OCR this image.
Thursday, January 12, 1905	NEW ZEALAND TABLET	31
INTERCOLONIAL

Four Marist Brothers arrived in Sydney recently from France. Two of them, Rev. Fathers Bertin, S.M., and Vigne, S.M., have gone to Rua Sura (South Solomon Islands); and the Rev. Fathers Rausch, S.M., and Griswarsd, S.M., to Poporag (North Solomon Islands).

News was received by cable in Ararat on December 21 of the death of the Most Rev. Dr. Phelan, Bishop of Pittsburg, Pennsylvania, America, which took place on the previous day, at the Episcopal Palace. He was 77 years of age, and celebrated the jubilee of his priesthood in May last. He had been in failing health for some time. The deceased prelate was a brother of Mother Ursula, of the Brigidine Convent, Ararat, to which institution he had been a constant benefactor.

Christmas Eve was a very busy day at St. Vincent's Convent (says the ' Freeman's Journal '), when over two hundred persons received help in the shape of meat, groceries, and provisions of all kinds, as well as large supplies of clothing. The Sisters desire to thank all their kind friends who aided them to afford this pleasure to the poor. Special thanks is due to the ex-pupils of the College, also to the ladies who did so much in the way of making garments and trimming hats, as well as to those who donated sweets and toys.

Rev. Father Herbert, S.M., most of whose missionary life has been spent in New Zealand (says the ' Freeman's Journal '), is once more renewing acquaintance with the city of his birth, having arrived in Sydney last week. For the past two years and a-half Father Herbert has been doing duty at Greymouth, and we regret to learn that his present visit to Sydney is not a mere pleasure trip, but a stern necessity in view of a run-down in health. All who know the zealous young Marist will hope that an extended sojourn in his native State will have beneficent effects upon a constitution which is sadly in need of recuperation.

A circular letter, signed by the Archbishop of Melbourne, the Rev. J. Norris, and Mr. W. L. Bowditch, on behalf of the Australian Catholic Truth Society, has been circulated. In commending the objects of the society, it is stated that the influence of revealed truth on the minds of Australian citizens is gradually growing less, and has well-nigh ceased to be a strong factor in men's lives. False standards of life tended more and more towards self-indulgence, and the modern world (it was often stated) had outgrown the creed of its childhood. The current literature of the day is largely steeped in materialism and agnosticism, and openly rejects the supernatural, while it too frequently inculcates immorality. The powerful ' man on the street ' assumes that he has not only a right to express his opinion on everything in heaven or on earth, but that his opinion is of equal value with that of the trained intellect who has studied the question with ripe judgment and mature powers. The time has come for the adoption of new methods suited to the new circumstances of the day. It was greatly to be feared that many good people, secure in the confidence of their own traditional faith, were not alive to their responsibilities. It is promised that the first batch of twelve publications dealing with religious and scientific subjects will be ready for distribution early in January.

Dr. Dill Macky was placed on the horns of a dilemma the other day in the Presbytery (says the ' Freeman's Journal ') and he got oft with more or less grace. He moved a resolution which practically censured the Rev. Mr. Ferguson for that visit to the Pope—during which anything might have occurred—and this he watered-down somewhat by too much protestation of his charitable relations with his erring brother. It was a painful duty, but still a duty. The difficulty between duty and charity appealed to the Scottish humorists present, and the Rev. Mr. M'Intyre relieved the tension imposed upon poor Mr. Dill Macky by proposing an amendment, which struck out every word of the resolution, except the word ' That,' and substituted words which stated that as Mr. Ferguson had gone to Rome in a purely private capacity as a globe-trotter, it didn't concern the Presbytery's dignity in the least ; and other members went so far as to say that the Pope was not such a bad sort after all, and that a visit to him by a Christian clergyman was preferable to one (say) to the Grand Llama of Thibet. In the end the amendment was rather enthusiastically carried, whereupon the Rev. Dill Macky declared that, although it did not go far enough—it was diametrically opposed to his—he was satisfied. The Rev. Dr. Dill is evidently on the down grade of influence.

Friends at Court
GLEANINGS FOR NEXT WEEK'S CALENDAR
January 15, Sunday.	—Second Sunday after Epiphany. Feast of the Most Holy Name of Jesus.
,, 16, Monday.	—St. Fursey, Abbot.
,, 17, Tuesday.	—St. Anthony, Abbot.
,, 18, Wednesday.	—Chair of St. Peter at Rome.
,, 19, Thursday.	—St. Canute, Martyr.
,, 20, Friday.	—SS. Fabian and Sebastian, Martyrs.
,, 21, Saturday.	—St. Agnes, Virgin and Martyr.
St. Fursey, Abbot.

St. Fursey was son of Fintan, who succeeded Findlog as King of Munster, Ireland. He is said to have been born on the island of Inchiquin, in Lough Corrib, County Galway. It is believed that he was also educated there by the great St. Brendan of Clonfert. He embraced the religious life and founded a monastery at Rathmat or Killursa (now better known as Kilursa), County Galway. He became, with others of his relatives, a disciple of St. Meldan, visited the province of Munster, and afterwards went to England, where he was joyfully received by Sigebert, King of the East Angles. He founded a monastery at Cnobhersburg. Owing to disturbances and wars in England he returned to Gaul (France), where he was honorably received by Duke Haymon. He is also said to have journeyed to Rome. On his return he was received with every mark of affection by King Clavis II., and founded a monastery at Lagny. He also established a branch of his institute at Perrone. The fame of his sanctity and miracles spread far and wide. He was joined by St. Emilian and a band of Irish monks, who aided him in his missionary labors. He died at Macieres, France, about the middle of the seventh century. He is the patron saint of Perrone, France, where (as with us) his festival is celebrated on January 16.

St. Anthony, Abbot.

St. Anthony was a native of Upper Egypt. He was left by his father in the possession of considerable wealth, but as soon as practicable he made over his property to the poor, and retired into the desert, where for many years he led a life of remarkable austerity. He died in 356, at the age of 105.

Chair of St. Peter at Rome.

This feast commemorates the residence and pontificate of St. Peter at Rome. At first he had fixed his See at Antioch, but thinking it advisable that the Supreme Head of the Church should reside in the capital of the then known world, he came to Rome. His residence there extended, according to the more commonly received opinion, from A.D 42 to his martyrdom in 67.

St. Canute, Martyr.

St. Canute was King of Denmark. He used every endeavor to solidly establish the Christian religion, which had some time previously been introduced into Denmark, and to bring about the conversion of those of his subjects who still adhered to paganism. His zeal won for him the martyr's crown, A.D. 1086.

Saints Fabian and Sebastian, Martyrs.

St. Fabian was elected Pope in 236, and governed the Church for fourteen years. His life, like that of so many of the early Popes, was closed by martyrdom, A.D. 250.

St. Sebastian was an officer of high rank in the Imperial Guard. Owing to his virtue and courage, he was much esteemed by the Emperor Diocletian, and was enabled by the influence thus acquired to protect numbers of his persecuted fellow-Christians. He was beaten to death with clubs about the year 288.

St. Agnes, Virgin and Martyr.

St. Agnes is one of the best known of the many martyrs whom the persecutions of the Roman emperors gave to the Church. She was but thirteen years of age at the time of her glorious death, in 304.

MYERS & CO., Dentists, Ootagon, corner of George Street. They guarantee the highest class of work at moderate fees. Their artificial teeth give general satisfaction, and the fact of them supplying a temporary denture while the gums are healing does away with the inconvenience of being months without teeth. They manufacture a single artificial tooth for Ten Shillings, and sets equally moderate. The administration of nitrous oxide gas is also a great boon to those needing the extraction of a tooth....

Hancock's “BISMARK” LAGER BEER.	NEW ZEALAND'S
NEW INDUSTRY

_TASK TO CARRY OUT:_
Extract the full listing and reproduce each line exactly.

_EXERCISE SOLUTION:_
OCR this image.
Thursday, January 12, 1905	NEW ZEALAND TABLET	31
INTERCOLONIAL

Four Marist Brothers arrived in Sydney recently from France. Two of them, Rev. Fathers Bertin, S.M., and Vigne, S.M., have gone to Rua Sura (South Solomon Islands); and the Rev. Fathers Rausch, S.M., and Griswarsd, S.M., to Poporag (North Solomon Islands).

News was received by cable in Ararat on December 21 of the death of the Most Rev. Dr. Phelan, Bishop of Pittsburg, Pennsylvania, America, which took place on the previous day, at the Episcopal Palace. He was 77 years of age, and celebrated the jubilee of his priesthood in May last. He had been in failing health for some time. The deceased prelate was a brother of Mother Ursula, of the Brigidine Convent, Ararat, to which institution he had been a constant benefactor.

Christmas Eve was a very busy day at St. Vincent's Convent (says the ' Freeman's Journal '), when over two hundred persons received help in the shape of meat, groceries, and provisions of all kinds, as well as large supplies of clothing. The Sisters desire to thank all their kind friends who aided them to afford this pleasure to the poor. Special thanks is due to the ex-pupils of the College, also to the ladies who did so much in the way of making garments and trimming hats, as well as to those who donated sweets and toys.

Rev. Father Herbert, S.M., most of whose missionary life has been spent in New Zealand (says the ' Freeman's Journal '), is once more renewing acquaintance with the city of his birth, having arrived in Sydney last week. For the past two years and a-half Father Herbert has been doing duty at Greymouth, and we regret to learn that his present visit to Sydney is not a mere pleasure trip, but a stern necessity in view of a run-down in health. All who know the zealous young Marist will hope that an extended sojourn in his native State will have beneficent effects upon a constitution which is sadly in need of recuperation.

A circular letter, signed by the Archbishop of Melbourne, the Rev. J. Norris, and Mr. W. L. Bowditch, on behalf of the Australian Catholic Truth Society, has been circulated. In commending the objects of the society, it is stated that the influence of revealed truth on the minds of Australian citizens is gradually growing less, and has well-nigh ceased to be a strong factor in men's lives. False standards of life tended more and more towards self-indulgence, and the modern world (it was often stated) had outgrown the creed of its childhood. The current literature of the day is largely steeped in materialism and agnosticism, and openly rejects the supernatural, while it too frequently inculcates immorality. The powerful ' man on the street ' assumes that he has not only a right to express his opinion on everything in heaven or on earth, but that his opinion is of equal value with that of the trained intellect who has studied the question with ripe judgment and mature powers. The time has come for the adoption of new methods suited to the new circumstances of the day. It was greatly to be feared that many good people, secure in the confidence of their own traditional faith, were not alive to their responsibilities. It is promised that the first batch of twelve publications dealing with religious and scientific subjects will be ready for distribution early in January.

Dr. Dill Macky was placed on the horns of a dilemma the other day in the Presbytery (says the ' Freeman's Journal ') and he got oft with more or less grace. He moved a resolution which practically censured the Rev. Mr. Ferguson for that visit to the Pope—during which anything might have occurred—and this he watered-down somewhat by too much protestation of his charitable relations with his erring brother. It was a painful duty, but still a duty. The difficulty between duty and charity appealed to the Scottish humorists present, and the Rev. Mr. M'Intyre relieved the tension imposed upon poor Mr. Dill Macky by proposing an amendment, which struck out every word of the resolution, except the word ' That,' and substituted words which stated that as Mr. Ferguson had gone to Rome in a purely private capacity as a globe-trotter, it didn't concern the Presbytery's dignity in the least ; and other members went so far as to say that the Pope was not such a bad sort after all, and that a visit to him by a Christian clergyman was preferable to one (say) to the Grand Llama of Thibet. In the end the amendment was rather enthusiastically carried, whereupon the Rev. Dill Macky declared that, although it did not go far enough—it was diametrically opposed to his—he was satisfied. The Rev. Dr. Dill is evidently on the down grade of influence.

Friends at Court
GLEANINGS FOR NEXT WEEK'S CALENDAR
January 15, Sunday.	—Second Sunday after Epiphany. Feast of the Most Holy Name of Jesus.
,, 16, Monday.	—St. Fursey, Abbot.
,, 17, Tuesday.	—St. Anthony, Abbot.
,, 18, Wednesday.	—Chair of St. Peter at Rome.
,, 19, Thursday.	—St. Canute, Martyr.
,, 20, Friday.	—SS. Fabian and Sebastian, Martyrs.
,, 21, Saturday.	—St. Agnes, Virgin and Martyr.
St. Fursey, Abbot.

St. Fursey was son of Fintan, who succeeded Findlog as King of Munster, Ireland. He is said to have been born on the island of Inchiquin, in Lough Corrib, County Galway. It is believed that he was also educated there by the great St. Brendan of Clonfert. He embraced the religious life and founded a monastery at Rathmat or Killursa (now better known as Kilursa), County Galway. He became, with others of his relatives, a disciple of St. Meldan, visited the province of Munster, and afterwards went to England, where he was joyfully received by Sigebert, King of the East Angles. He founded a monastery at Cnobhersburg. Owing to disturbances and wars in England he returned to Gaul (France), where he was honorably received by Duke Haymon. He is also said to have journeyed to Rome. On his return he was received with every mark of affection by King Clavis II., and founded a monastery at Lagny. He also established a branch of his institute at Perrone. The fame of his sanctity and miracles spread far and wide. He was joined by St. Emilian and a band of Irish monks, who aided him in his missionary labors. He died at Macieres, France, about the middle of the seventh century. He is the patron saint of Perrone, France, where (as with us) his festival is celebrated on January 16.

St. Anthony, Abbot.

St. Anthony was a native of Upper Egypt. He was left by his father in the possession of considerable wealth, but as soon as practicable he made over his property to the poor, and retired into the desert, where for many years he led a life of remarkable austerity. He died in 356, at the age of 105.

Chair of St. Peter at Rome.

This feast commemorates the residence and pontificate of St. Peter at Rome. At first he had fixed his See at Antioch, but thinking it advisable that the Supreme Head of the Church should reside in the capital of the then known world, he came to Rome. His residence there extended, according to the more commonly received opinion, from A.D 42 to his martyrdom in 67.

St. Canute, Martyr.

St. Canute was King of Denmark. He used every endeavor to solidly establish the Christian religion, which had some time previously been introduced into Denmark, and to bring about the conversion of those of his subjects who still adhered to paganism. His zeal won for him the martyr's crown, A.D. 1086.

Saints Fabian and Sebastian, Martyrs.

St. Fabian was elected Pope in 236, and governed the Church for fourteen years. His life, like that of so many of the early Popes, was closed by martyrdom, A.D. 250.

St. Sebastian was an officer of high rank in the Imperial Guard. Owing to his virtue and courage, he was much esteemed by the Emperor Diocletian, and was enabled by the influence thus acquired to protect numbers of his persecuted fellow-Christians. He was beaten to death with clubs about the year 288.

St. Agnes, Virgin and Martyr.

St. Agnes is one of the best known of the many martyrs whom the persecutions of the Roman emperors gave to the Church. She was but thirteen years of age at the time of her glorious death, in 304.

MYERS & CO., Dentists, Ootagon, corner of George Street. They guarantee the highest class of work at moderate fees. Their artificial teeth give general satisfaction, and the fact of them supplying a temporary denture while the gums are healing does away with the inconvenience of being months without teeth. They manufacture a single artificial tooth for Ten Shillings, and sets equally moderate. The administration of nitrous oxide gas is also a great boon to those needing the extraction of a tooth....

Hancock's “BISMARK” LAGER BEER.	NEW ZEALAND'S
NEW INDUSTRY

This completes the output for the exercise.